Written instruction: Every record below should be printed exactly as given.

Collection entries
+===+

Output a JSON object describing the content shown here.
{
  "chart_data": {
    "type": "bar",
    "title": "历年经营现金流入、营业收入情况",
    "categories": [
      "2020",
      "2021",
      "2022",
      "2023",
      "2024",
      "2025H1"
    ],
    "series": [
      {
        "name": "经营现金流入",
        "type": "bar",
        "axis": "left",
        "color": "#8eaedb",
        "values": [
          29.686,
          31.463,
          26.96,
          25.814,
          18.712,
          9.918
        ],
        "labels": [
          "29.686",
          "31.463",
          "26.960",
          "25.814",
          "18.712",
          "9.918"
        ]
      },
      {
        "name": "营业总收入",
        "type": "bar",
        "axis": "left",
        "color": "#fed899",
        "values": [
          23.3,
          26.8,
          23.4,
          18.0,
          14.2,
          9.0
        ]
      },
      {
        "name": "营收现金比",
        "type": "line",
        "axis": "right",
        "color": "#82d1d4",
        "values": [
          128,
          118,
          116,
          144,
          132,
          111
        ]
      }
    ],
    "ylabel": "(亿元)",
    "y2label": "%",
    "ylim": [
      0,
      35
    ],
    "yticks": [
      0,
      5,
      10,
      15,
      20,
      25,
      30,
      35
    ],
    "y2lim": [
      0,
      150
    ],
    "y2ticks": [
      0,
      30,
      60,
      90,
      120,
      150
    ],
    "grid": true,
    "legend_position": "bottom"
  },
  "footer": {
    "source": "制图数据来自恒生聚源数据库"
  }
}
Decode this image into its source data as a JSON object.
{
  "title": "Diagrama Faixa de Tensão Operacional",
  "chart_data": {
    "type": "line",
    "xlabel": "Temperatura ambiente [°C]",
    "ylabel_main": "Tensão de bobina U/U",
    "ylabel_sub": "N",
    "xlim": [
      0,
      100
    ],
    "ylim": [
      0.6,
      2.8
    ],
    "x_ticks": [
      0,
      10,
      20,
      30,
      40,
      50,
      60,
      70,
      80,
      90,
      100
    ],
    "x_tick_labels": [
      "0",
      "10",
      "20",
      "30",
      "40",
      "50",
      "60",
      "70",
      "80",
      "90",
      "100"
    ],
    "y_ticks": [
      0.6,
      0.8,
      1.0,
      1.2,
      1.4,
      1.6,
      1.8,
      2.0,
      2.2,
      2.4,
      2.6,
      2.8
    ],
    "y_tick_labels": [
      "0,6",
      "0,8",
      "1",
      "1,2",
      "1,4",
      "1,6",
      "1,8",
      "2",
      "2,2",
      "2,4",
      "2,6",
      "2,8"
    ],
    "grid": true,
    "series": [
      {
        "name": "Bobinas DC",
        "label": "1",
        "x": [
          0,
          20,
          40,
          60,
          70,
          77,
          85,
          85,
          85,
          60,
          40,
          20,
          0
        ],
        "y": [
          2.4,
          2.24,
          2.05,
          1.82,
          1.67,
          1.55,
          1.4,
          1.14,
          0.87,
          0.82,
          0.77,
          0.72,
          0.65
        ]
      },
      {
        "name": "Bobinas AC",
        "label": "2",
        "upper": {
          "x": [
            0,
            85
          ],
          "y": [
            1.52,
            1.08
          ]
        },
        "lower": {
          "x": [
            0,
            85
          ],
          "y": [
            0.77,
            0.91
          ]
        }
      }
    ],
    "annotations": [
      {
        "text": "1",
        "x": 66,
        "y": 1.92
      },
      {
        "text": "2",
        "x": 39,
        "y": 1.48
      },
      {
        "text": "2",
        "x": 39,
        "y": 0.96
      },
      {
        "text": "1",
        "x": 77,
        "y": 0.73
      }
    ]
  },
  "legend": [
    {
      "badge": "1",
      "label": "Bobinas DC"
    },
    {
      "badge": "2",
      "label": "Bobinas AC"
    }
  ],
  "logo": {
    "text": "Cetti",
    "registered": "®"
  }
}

+===+

Response to this exercise:
Output a JSON object describing the content shown here.
{
  "chart_data": {
    "type": "bar",
    "title": "历年经营现金流入、营业收入情况",
    "categories": [
      "2020",
      "2021",
      "2022",
      "2023",
      "2024",
      "2025H1"
    ],
    "series": [
      {
        "name": "经营现金流入",
        "type": "bar",
        "axis": "left",
        "color": "#8eaedb",
        "values": [
          29.686,
          31.463,
          26.96,
          25.814,
          18.712,
          9.918
        ],
        "labels": [
          "29.686",
          "31.463",
          "26.960",
          "25.814",
          "18.712",
          "9.918"
        ]
      },
      {
        "name": "营业总收入",
        "type": "bar",
        "axis": "left",
        "color": "#fed899",
        "values": [
          23.3,
          26.8,
          23.4,
          18.0,
          14.2,
          9.0
        ]
      },
      {
        "name": "营收现金比",
        "type": "line",
        "axis": "right",
        "color": "#82d1d4",
        "values": [
          128,
          118,
          116,
          144,
          132,
          111
        ]
      }
    ],
    "ylabel": "(亿元)",
    "y2label": "%",
    "ylim": [
      0,
      35
    ],
    "yticks": [
      0,
      5,
      10,
      15,
      20,
      25,
      30,
      35
    ],
    "y2lim": [
      0,
      150
    ],
    "y2ticks": [
      0,
      30,
      60,
      90,
      120,
      150
    ],
    "grid": true,
    "legend_position": "bottom"
  },
  "footer": {
    "source": "制图数据来自恒生聚源数据库"
  }
}
Decode this image into its source data as a JSON object.
{
  "title": "Diagrama Faixa de Tensão Operacional",
  "chart_data": {
    "type": "line",
    "xlabel": "Temperatura ambiente [°C]",
    "ylabel_main": "Tensão de bobina U/U",
    "ylabel_sub": "N",
    "xlim": [
      0,
      100
    ],
    "ylim": [
      0.6,
      2.8
    ],
    "x_ticks": [
      0,
      10,
      20,
      30,
      40,
      50,
      60,
      70,
      80,
      90,
      100
    ],
    "x_tick_labels": [
      "0",
      "10",
      "20",
      "30",
      "40",
      "50",
      "60",
      "70",
      "80",
      "90",
      "100"
    ],
    "y_ticks": [
      0.6,
      0.8,
      1.0,
      1.2,
      1.4,
      1.6,
      1.8,
      2.0,
      2.2,
      2.4,
      2.6,
      2.8
    ],
    "y_tick_labels": [
      "0,6",
      "0,8",
      "1",
      "1,2",
      "1,4",
      "1,6",
      "1,8",
      "2",
      "2,2",
      "2,4",
      "2,6",
      "2,8"
    ],
    "grid": true,
    "series": [
      {
        "name": "Bobinas DC",
        "label": "1",
        "x": [
          0,
          20,
          40,
          60,
          70,
          77,
          85,
          85,
          85,
          60,
          40,
          20,
          0
        ],
        "y": [
          2.4,
          2.24,
          2.05,
          1.82,
          1.67,
          1.55,
          1.4,
          1.14,
          0.87,
          0.82,
          0.77,
          0.72,
          0.65
        ]
      },
      {
        "name": "Bobinas AC",
        "label": "2",
        "upper": {
          "x": [
            0,
            85
          ],
          "y": [
            1.52,
            1.08
          ]
        },
        "lower": {
          "x": [
            0,
            85
          ],
          "y": [
            0.77,
            0.91
          ]
        }
      }
    ],
    "annotations": [
      {
        "text": "1",
        "x": 66,
        "y": 1.92
      },
      {
        "text": "2",
        "x": 39,
        "y": 1.48
      },
      {
        "text": "2",
        "x": 39,
        "y": 0.96
      },
      {
        "text": "1",
        "x": 77,
        "y": 0.73
      }
    ]
  },
  "legend": [
    {
      "badge": "1",
      "label": "Bobinas DC"
    },
    {
      "badge": "2",
      "label": "Bobinas AC"
    }
  ],
  "logo": {
    "text": "Cetti",
    "registered": "®"
  }
}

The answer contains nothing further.